• **TASK DETAILS**: Under this task are some entries; return every one of them exactly.

• **RECORD LIST**:
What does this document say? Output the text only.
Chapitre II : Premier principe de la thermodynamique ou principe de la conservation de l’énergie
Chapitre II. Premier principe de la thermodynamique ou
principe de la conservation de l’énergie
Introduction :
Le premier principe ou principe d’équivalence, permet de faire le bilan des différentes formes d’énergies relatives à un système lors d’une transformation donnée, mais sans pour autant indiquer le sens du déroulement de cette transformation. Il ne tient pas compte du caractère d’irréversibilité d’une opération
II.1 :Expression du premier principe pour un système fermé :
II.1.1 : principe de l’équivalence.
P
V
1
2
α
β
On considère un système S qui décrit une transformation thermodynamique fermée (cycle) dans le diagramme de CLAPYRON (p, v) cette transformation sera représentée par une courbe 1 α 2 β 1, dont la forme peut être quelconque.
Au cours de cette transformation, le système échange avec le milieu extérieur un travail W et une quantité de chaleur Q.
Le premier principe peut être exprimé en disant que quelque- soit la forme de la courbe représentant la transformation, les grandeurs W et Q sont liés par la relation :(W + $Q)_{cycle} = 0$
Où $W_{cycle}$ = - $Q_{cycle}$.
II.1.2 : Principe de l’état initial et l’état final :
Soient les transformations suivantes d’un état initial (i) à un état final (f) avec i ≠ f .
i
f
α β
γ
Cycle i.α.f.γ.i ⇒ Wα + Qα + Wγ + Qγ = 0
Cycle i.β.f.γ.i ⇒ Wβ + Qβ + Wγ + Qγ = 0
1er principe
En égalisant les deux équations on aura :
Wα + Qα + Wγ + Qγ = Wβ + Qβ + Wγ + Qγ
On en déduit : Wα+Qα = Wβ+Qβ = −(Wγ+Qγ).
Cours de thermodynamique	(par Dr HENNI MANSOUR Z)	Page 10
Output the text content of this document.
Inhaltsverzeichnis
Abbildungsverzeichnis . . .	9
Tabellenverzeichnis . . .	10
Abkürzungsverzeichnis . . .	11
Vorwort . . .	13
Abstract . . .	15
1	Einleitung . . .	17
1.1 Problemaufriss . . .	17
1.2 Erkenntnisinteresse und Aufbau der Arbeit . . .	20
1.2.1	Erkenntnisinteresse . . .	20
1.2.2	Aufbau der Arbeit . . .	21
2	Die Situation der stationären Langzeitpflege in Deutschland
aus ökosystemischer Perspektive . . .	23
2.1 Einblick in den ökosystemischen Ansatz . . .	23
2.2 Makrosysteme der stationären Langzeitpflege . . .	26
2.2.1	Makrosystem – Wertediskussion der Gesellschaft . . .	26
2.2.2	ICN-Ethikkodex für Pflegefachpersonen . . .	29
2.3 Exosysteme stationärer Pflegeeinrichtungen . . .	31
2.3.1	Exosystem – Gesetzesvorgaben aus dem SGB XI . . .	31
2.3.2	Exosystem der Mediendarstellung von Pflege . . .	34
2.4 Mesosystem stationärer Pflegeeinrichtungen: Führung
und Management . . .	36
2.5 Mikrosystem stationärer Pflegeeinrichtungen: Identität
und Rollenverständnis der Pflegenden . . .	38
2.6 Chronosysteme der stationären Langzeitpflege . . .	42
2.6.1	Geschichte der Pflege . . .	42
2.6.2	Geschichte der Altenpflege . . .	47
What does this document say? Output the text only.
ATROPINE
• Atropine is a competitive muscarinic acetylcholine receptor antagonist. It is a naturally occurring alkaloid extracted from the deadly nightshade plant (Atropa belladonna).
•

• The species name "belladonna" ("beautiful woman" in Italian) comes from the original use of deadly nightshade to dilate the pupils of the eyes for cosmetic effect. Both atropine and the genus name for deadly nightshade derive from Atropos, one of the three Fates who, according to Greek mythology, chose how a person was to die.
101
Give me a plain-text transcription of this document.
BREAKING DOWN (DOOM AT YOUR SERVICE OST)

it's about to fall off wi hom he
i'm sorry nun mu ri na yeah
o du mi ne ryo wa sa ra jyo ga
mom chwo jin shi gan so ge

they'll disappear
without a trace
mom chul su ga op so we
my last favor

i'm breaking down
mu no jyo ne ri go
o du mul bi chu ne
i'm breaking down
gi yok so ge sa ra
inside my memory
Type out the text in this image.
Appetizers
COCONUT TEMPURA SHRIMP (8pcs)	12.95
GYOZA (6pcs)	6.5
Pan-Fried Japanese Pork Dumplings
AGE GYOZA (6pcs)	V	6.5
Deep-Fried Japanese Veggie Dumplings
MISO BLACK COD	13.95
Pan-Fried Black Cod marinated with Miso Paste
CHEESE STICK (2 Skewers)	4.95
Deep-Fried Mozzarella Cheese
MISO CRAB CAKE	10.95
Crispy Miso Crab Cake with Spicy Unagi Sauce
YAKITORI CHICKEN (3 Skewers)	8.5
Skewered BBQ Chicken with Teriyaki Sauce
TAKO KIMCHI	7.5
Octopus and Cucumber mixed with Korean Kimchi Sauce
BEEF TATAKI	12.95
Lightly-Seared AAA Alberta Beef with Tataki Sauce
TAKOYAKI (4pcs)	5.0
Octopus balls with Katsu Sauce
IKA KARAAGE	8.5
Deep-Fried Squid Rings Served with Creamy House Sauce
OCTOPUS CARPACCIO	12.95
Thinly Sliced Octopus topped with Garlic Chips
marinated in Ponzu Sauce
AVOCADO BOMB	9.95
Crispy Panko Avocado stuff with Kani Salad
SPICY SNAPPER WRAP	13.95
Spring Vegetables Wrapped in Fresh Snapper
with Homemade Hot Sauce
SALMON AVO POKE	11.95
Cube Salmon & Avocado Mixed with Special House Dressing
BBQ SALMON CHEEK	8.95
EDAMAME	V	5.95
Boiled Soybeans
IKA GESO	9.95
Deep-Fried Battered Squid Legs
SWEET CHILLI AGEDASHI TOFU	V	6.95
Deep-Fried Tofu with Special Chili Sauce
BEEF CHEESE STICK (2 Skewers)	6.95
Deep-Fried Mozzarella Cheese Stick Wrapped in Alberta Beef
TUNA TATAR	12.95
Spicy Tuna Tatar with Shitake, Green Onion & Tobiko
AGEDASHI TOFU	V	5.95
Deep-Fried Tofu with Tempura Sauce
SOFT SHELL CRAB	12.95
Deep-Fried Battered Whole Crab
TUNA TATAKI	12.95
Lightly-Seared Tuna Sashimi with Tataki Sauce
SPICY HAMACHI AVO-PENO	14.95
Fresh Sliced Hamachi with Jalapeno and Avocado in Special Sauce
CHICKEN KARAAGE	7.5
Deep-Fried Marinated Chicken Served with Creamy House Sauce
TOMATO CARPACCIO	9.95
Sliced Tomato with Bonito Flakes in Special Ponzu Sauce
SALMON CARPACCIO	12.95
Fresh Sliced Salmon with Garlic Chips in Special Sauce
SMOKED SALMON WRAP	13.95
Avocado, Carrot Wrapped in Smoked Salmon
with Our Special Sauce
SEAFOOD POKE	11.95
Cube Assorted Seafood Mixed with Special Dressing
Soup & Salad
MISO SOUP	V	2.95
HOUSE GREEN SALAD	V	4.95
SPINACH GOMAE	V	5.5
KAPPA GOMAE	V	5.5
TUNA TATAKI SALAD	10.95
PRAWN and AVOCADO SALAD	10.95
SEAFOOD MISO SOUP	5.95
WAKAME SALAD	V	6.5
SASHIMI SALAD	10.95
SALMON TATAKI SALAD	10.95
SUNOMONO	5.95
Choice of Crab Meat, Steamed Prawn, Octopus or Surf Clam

• **WRITTEN RESPONSE**:
What does this document say? Output the text only.
Chapitre II : Premier principe de la thermodynamique ou principe de la conservation de l’énergie
Chapitre II. Premier principe de la thermodynamique ou
principe de la conservation de l’énergie
Introduction :
Le premier principe ou principe d’équivalence, permet de faire le bilan des différentes formes d’énergies relatives à un système lors d’une transformation donnée, mais sans pour autant indiquer le sens du déroulement de cette transformation. Il ne tient pas compte du caractère d’irréversibilité d’une opération
II.1 :Expression du premier principe pour un système fermé :
II.1.1 : principe de l’équivalence.
P
V
1
2
α
β
On considère un système S qui décrit une transformation thermodynamique fermée (cycle) dans le diagramme de CLAPYRON (p, v) cette transformation sera représentée par une courbe 1 α 2 β 1, dont la forme peut être quelconque.
Au cours de cette transformation, le système échange avec le milieu extérieur un travail W et une quantité de chaleur Q.
Le premier principe peut être exprimé en disant que quelque- soit la forme de la courbe représentant la transformation, les grandeurs W et Q sont liés par la relation :(W + $Q)_{cycle} = 0$
Où $W_{cycle}$ = - $Q_{cycle}$.
II.1.2 : Principe de l’état initial et l’état final :
Soient les transformations suivantes d’un état initial (i) à un état final (f) avec i ≠ f .
i
f
α β
γ
Cycle i.α.f.γ.i ⇒ Wα + Qα + Wγ + Qγ = 0
Cycle i.β.f.γ.i ⇒ Wβ + Qβ + Wγ + Qγ = 0
1er principe
En égalisant les deux équations on aura :
Wα + Qα + Wγ + Qγ = Wβ + Qβ + Wγ + Qγ
On en déduit : Wα+Qα = Wβ+Qβ = −(Wγ+Qγ).
Cours de thermodynamique	(par Dr HENNI MANSOUR Z)	Page 10
Output the text content of this document.
Inhaltsverzeichnis
Abbildungsverzeichnis . . .	9
Tabellenverzeichnis . . .	10
Abkürzungsverzeichnis . . .	11
Vorwort . . .	13
Abstract . . .	15
1	Einleitung . . .	17
1.1 Problemaufriss . . .	17
1.2 Erkenntnisinteresse und Aufbau der Arbeit . . .	20
1.2.1	Erkenntnisinteresse . . .	20
1.2.2	Aufbau der Arbeit . . .	21
2	Die Situation der stationären Langzeitpflege in Deutschland
aus ökosystemischer Perspektive . . .	23
2.1 Einblick in den ökosystemischen Ansatz . . .	23
2.2 Makrosysteme der stationären Langzeitpflege . . .	26
2.2.1	Makrosystem – Wertediskussion der Gesellschaft . . .	26
2.2.2	ICN-Ethikkodex für Pflegefachpersonen . . .	29
2.3 Exosysteme stationärer Pflegeeinrichtungen . . .	31
2.3.1	Exosystem – Gesetzesvorgaben aus dem SGB XI . . .	31
2.3.2	Exosystem der Mediendarstellung von Pflege . . .	34
2.4 Mesosystem stationärer Pflegeeinrichtungen: Führung
und Management . . .	36
2.5 Mikrosystem stationärer Pflegeeinrichtungen: Identität
und Rollenverständnis der Pflegenden . . .	38
2.6 Chronosysteme der stationären Langzeitpflege . . .	42
2.6.1	Geschichte der Pflege . . .	42
2.6.2	Geschichte der Altenpflege . . .	47
What does this document say? Output the text only.
ATROPINE
• Atropine is a competitive muscarinic acetylcholine receptor antagonist. It is a naturally occurring alkaloid extracted from the deadly nightshade plant (Atropa belladonna).
•

• The species name "belladonna" ("beautiful woman" in Italian) comes from the original use of deadly nightshade to dilate the pupils of the eyes for cosmetic effect. Both atropine and the genus name for deadly nightshade derive from Atropos, one of the three Fates who, according to Greek mythology, chose how a person was to die.
101
Give me a plain-text transcription of this document.
BREAKING DOWN (DOOM AT YOUR SERVICE OST)

it's about to fall off wi hom he
i'm sorry nun mu ri na yeah
o du mi ne ryo wa sa ra jyo ga
mom chwo jin shi gan so ge

they'll disappear
without a trace
mom chul su ga op so we
my last favor

i'm breaking down
mu no jyo ne ri go
o du mul bi chu ne
i'm breaking down
gi yok so ge sa ra
inside my memory
Type out the text in this image.
Appetizers
COCONUT TEMPURA SHRIMP (8pcs)	12.95
GYOZA (6pcs)	6.5
Pan-Fried Japanese Pork Dumplings
AGE GYOZA (6pcs)	V	6.5
Deep-Fried Japanese Veggie Dumplings
MISO BLACK COD	13.95
Pan-Fried Black Cod marinated with Miso Paste
CHEESE STICK (2 Skewers)	4.95
Deep-Fried Mozzarella Cheese
MISO CRAB CAKE	10.95
Crispy Miso Crab Cake with Spicy Unagi Sauce
YAKITORI CHICKEN (3 Skewers)	8.5
Skewered BBQ Chicken with Teriyaki Sauce
TAKO KIMCHI	7.5
Octopus and Cucumber mixed with Korean Kimchi Sauce
BEEF TATAKI	12.95
Lightly-Seared AAA Alberta Beef with Tataki Sauce
TAKOYAKI (4pcs)	5.0
Octopus balls with Katsu Sauce
IKA KARAAGE	8.5
Deep-Fried Squid Rings Served with Creamy House Sauce
OCTOPUS CARPACCIO	12.95
Thinly Sliced Octopus topped with Garlic Chips
marinated in Ponzu Sauce
AVOCADO BOMB	9.95
Crispy Panko Avocado stuff with Kani Salad
SPICY SNAPPER WRAP	13.95
Spring Vegetables Wrapped in Fresh Snapper
with Homemade Hot Sauce
SALMON AVO POKE	11.95
Cube Salmon & Avocado Mixed with Special House Dressing
BBQ SALMON CHEEK	8.95
EDAMAME	V	5.95
Boiled Soybeans
IKA GESO	9.95
Deep-Fried Battered Squid Legs
SWEET CHILLI AGEDASHI TOFU	V	6.95
Deep-Fried Tofu with Special Chili Sauce
BEEF CHEESE STICK (2 Skewers)	6.95
Deep-Fried Mozzarella Cheese Stick Wrapped in Alberta Beef
TUNA TATAR	12.95
Spicy Tuna Tatar with Shitake, Green Onion & Tobiko
AGEDASHI TOFU	V	5.95
Deep-Fried Tofu with Tempura Sauce
SOFT SHELL CRAB	12.95
Deep-Fried Battered Whole Crab
TUNA TATAKI	12.95
Lightly-Seared Tuna Sashimi with Tataki Sauce
SPICY HAMACHI AVO-PENO	14.95
Fresh Sliced Hamachi with Jalapeno and Avocado in Special Sauce
CHICKEN KARAAGE	7.5
Deep-Fried Marinated Chicken Served with Creamy House Sauce
TOMATO CARPACCIO	9.95
Sliced Tomato with Bonito Flakes in Special Ponzu Sauce
SALMON CARPACCIO	12.95
Fresh Sliced Salmon with Garlic Chips in Special Sauce
SMOKED SALMON WRAP	13.95
Avocado, Carrot Wrapped in Smoked Salmon
with Our Special Sauce
SEAFOOD POKE	11.95
Cube Assorted Seafood Mixed with Special Dressing
Soup & Salad
MISO SOUP	V	2.95
HOUSE GREEN SALAD	V	4.95
SPINACH GOMAE	V	5.5
KAPPA GOMAE	V	5.5
TUNA TATAKI SALAD	10.95
PRAWN and AVOCADO SALAD	10.95
SEAFOOD MISO SOUP	5.95
WAKAME SALAD	V	6.5
SASHIMI SALAD	10.95
SALMON TATAKI SALAD	10.95
SUNOMONO	5.95
Choice of Crab Meat, Steamed Prawn, Octopus or Surf Clam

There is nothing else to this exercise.